Exercise task - Filter the entries, keeping every line with the word "zijn".

>> start

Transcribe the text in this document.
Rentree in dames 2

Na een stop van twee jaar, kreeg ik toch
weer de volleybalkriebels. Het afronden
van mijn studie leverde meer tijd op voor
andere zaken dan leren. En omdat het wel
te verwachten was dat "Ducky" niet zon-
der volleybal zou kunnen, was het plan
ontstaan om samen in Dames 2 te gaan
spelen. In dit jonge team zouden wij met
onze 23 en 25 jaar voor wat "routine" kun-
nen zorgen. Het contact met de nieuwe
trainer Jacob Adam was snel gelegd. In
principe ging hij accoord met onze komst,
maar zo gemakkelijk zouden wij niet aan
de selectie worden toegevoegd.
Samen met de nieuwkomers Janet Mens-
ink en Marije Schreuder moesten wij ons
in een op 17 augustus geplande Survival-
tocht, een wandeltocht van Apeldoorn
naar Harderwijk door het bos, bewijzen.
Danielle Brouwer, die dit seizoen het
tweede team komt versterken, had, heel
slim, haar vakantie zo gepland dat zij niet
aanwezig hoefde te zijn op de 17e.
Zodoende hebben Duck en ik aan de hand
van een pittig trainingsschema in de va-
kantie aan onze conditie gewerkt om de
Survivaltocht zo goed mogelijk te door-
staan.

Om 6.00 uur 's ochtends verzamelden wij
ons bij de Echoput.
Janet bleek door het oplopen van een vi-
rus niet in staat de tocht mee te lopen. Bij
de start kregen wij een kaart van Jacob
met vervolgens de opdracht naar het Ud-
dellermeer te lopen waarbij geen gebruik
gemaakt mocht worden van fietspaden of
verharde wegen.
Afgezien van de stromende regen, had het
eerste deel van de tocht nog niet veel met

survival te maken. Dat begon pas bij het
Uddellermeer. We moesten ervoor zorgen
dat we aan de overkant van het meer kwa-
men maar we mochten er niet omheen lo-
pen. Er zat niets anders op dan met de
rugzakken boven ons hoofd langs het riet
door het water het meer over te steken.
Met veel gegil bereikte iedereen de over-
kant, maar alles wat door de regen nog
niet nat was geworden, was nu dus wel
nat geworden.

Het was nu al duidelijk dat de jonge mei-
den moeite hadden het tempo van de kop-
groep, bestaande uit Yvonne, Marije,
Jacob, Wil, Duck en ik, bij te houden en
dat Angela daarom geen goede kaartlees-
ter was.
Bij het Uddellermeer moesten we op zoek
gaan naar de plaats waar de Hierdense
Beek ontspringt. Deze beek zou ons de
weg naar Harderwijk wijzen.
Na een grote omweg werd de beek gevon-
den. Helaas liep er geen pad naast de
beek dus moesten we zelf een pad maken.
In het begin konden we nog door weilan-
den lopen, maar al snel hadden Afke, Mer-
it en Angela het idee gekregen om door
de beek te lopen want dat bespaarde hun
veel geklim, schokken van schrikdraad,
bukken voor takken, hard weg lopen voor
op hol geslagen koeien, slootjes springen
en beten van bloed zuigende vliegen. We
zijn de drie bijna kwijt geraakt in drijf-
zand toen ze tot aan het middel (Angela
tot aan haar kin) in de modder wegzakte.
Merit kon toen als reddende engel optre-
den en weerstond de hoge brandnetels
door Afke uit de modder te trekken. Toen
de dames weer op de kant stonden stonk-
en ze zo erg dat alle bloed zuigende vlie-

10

>> end

Completed task -
aanwezig hoefde te zijn op de 17e.
zijn de drie bijna kwijt geraakt in drijf-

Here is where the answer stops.